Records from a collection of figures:

+ + + + + + +

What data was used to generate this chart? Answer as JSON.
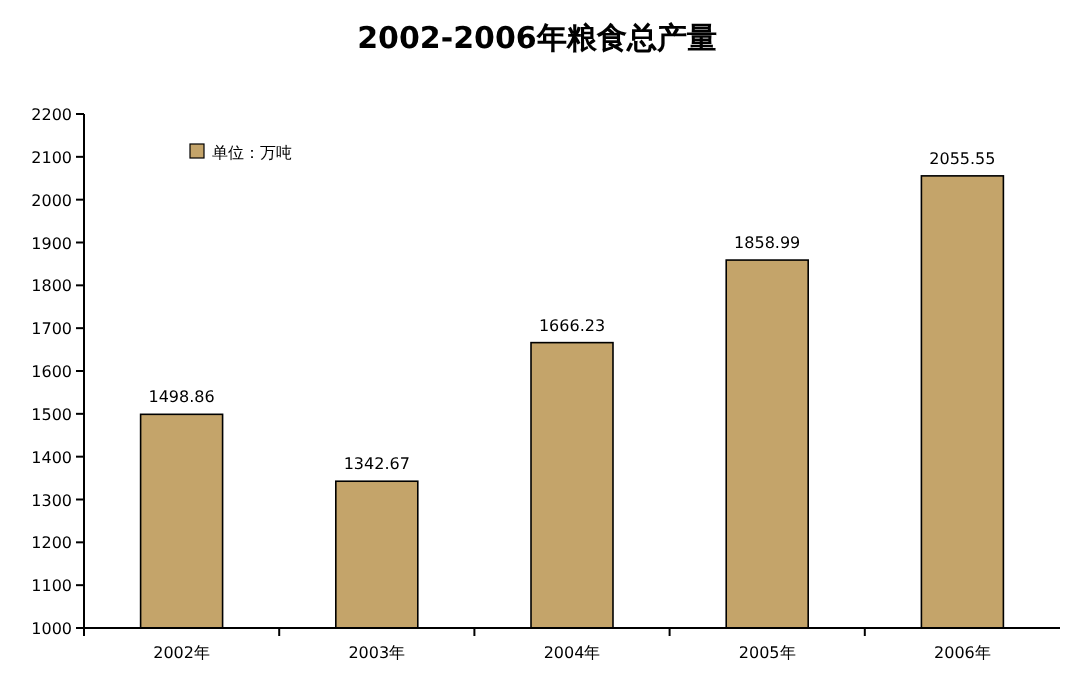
{
  "chart_data": {
    "type": "bar",
    "title": "2002-2006年粮食总产量",
    "categories": [
      "2002年",
      "2003年",
      "2004年",
      "2005年",
      "2006年"
    ],
    "series": [
      {
        "name": "单位：万吨",
        "color": "#c4a46a",
        "values": [
          1498.86,
          1342.67,
          1666.23,
          1858.99,
          2055.55
        ]
      }
    ],
    "ylim": [
      1000,
      2200
    ],
    "yticks": [
      1000,
      1100,
      1200,
      1300,
      1400,
      1500,
      1600,
      1700,
      1800,
      1900,
      2000,
      2100,
      2200
    ],
    "data_labels": true,
    "legend": "top left",
    "grid": false
  }
}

+ + + + + + +

--- Exercise requirements ---
Do not include the images; transcribe the rest of the listing exactly.

--- Written reply ---
What data was used to generate this chart? Answer as JSON.
{
  "chart_data": {
    "type": "bar",
    "title": "2002-2006年粮食总产量",
    "categories": [
      "2002年",
      "2003年",
      "2004年",
      "2005年",
      "2006年"
    ],
    "series": [
      {
        "name": "单位：万吨",
        "color": "#c4a46a",
        "values": [
          1498.86,
          1342.67,
          1666.23,
          1858.99,
          2055.55
        ]
      }
    ],
    "ylim": [
      1000,
      2200
    ],
    "yticks": [
      1000,
      1100,
      1200,
      1300,
      1400,
      1500,
      1600,
      1700,
      1800,
      1900,
      2000,
      2100,
      2200
    ],
    "data_labels": true,
    "legend": "top left",
    "grid": false
  }
}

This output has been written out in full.